→ **TASK INSTRUCTIONS**
Show every line containing "thumb" by copying it.
###
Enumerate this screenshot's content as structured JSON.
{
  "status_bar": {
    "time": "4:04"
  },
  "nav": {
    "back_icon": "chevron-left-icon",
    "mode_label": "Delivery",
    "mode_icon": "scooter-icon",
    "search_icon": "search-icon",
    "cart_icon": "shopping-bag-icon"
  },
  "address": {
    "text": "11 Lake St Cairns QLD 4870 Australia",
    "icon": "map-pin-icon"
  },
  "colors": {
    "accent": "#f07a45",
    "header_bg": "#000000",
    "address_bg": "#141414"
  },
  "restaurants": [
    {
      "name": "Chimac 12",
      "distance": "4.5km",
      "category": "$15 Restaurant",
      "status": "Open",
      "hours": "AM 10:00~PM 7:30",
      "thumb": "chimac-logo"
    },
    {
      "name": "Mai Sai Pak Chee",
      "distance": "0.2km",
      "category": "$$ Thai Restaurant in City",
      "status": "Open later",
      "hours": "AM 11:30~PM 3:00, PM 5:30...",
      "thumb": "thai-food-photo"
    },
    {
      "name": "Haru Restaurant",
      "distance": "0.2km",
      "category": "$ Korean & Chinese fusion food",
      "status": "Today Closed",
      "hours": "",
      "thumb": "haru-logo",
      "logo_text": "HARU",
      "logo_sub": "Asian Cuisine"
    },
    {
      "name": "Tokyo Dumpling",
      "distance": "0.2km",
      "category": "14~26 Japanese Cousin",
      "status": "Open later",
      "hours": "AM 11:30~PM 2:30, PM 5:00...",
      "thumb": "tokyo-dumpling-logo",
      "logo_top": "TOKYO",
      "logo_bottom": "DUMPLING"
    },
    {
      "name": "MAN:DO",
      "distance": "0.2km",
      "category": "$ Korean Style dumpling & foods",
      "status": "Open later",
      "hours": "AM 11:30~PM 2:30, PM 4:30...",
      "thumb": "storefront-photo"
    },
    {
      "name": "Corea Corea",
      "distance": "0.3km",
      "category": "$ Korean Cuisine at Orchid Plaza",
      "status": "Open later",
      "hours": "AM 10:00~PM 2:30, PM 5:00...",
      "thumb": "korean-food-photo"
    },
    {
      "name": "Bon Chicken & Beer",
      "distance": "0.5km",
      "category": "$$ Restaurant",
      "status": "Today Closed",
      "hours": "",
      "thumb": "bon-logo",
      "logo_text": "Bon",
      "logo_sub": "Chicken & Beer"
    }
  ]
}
###
→ **RESULT**
      "thumb": "chimac-logo"
      "thumb": "thai-food-photo"
      "thumb": "haru-logo",
      "thumb": "tokyo-dumpling-logo",
      "thumb": "storefront-photo"
      "thumb": "korean-food-photo"
      "thumb": "bon-logo",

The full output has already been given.